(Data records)
(begin)
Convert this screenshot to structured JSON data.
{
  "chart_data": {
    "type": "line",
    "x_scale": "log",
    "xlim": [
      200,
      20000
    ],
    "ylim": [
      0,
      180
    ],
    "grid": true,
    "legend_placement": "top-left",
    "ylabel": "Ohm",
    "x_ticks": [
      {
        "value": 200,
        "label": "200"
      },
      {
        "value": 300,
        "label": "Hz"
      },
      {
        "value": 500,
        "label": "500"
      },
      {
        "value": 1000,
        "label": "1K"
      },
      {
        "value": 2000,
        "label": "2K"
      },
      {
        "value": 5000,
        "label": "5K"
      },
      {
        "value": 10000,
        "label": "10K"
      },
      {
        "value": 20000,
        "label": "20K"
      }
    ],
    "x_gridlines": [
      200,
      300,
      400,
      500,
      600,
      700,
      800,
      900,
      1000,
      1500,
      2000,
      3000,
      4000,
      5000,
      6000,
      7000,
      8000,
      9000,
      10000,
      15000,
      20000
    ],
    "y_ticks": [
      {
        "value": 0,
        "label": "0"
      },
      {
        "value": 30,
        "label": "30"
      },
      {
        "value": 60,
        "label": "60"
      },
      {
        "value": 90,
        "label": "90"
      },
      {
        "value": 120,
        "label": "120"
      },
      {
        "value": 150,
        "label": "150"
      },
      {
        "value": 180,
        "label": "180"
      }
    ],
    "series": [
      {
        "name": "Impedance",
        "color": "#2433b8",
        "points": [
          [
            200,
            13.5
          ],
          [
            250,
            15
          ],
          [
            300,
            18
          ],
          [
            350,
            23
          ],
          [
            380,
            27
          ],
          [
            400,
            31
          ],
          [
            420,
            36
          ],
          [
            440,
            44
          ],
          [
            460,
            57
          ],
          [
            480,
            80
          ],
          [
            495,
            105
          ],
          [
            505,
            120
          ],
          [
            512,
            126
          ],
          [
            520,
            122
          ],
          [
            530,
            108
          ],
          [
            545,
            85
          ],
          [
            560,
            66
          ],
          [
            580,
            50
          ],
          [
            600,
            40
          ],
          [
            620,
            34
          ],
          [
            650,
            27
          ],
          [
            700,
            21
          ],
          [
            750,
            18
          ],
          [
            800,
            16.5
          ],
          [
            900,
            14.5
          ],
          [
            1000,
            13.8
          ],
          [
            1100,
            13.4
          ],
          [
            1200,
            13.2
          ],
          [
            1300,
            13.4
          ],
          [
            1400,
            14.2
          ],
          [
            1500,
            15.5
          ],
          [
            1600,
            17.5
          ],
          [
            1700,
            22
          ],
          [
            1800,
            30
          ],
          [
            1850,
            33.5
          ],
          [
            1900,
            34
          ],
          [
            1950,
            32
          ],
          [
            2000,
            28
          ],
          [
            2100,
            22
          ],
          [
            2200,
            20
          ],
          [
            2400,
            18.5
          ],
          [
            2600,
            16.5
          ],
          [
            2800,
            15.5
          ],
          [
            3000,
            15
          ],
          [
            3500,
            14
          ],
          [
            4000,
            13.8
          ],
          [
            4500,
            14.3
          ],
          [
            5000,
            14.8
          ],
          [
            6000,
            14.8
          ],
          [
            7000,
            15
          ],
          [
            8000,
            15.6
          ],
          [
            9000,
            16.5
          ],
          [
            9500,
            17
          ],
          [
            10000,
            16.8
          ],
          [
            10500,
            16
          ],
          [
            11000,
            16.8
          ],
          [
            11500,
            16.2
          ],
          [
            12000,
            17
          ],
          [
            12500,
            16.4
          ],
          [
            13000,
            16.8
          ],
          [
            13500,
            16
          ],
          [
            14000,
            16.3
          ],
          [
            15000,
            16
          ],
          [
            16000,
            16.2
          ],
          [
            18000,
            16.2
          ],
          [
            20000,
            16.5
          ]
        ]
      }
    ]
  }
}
(end)
*STATED PROBLEM:* Exact copies of all the records are required.

*OUTPUT FOR THIS EXERCISE:*
Convert this screenshot to structured JSON data.
{
  "chart_data": {
    "type": "line",
    "x_scale": "log",
    "xlim": [
      200,
      20000
    ],
    "ylim": [
      0,
      180
    ],
    "grid": true,
    "legend_placement": "top-left",
    "ylabel": "Ohm",
    "x_ticks": [
      {
        "value": 200,
        "label": "200"
      },
      {
        "value": 300,
        "label": "Hz"
      },
      {
        "value": 500,
        "label": "500"
      },
      {
        "value": 1000,
        "label": "1K"
      },
      {
        "value": 2000,
        "label": "2K"
      },
      {
        "value": 5000,
        "label": "5K"
      },
      {
        "value": 10000,
        "label": "10K"
      },
      {
        "value": 20000,
        "label": "20K"
      }
    ],
    "x_gridlines": [
      200,
      300,
      400,
      500,
      600,
      700,
      800,
      900,
      1000,
      1500,
      2000,
      3000,
      4000,
      5000,
      6000,
      7000,
      8000,
      9000,
      10000,
      15000,
      20000
    ],
    "y_ticks": [
      {
        "value": 0,
        "label": "0"
      },
      {
        "value": 30,
        "label": "30"
      },
      {
        "value": 60,
        "label": "60"
      },
      {
        "value": 90,
        "label": "90"
      },
      {
        "value": 120,
        "label": "120"
      },
      {
        "value": 150,
        "label": "150"
      },
      {
        "value": 180,
        "label": "180"
      }
    ],
    "series": [
      {
        "name": "Impedance",
        "color": "#2433b8",
        "points": [
          [
            200,
            13.5
          ],
          [
            250,
            15
          ],
          [
            300,
            18
          ],
          [
            350,
            23
          ],
          [
            380,
            27
          ],
          [
            400,
            31
          ],
          [
            420,
            36
          ],
          [
            440,
            44
          ],
          [
            460,
            57
          ],
          [
            480,
            80
          ],
          [
            495,
            105
          ],
          [
            505,
            120
          ],
          [
            512,
            126
          ],
          [
            520,
            122
          ],
          [
            530,
            108
          ],
          [
            545,
            85
          ],
          [
            560,
            66
          ],
          [
            580,
            50
          ],
          [
            600,
            40
          ],
          [
            620,
            34
          ],
          [
            650,
            27
          ],
          [
            700,
            21
          ],
          [
            750,
            18
          ],
          [
            800,
            16.5
          ],
          [
            900,
            14.5
          ],
          [
            1000,
            13.8
          ],
          [
            1100,
            13.4
          ],
          [
            1200,
            13.2
          ],
          [
            1300,
            13.4
          ],
          [
            1400,
            14.2
          ],
          [
            1500,
            15.5
          ],
          [
            1600,
            17.5
          ],
          [
            1700,
            22
          ],
          [
            1800,
            30
          ],
          [
            1850,
            33.5
          ],
          [
            1900,
            34
          ],
          [
            1950,
            32
          ],
          [
            2000,
            28
          ],
          [
            2100,
            22
          ],
          [
            2200,
            20
          ],
          [
            2400,
            18.5
          ],
          [
            2600,
            16.5
          ],
          [
            2800,
            15.5
          ],
          [
            3000,
            15
          ],
          [
            3500,
            14
          ],
          [
            4000,
            13.8
          ],
          [
            4500,
            14.3
          ],
          [
            5000,
            14.8
          ],
          [
            6000,
            14.8
          ],
          [
            7000,
            15
          ],
          [
            8000,
            15.6
          ],
          [
            9000,
            16.5
          ],
          [
            9500,
            17
          ],
          [
            10000,
            16.8
          ],
          [
            10500,
            16
          ],
          [
            11000,
            16.8
          ],
          [
            11500,
            16.2
          ],
          [
            12000,
            17
          ],
          [
            12500,
            16.4
          ],
          [
            13000,
            16.8
          ],
          [
            13500,
            16
          ],
          [
            14000,
            16.3
          ],
          [
            15000,
            16
          ],
          [
            16000,
            16.2
          ],
          [
            18000,
            16.2
          ],
          [
            20000,
            16.5
          ]
        ]
      }
    ]
  }
}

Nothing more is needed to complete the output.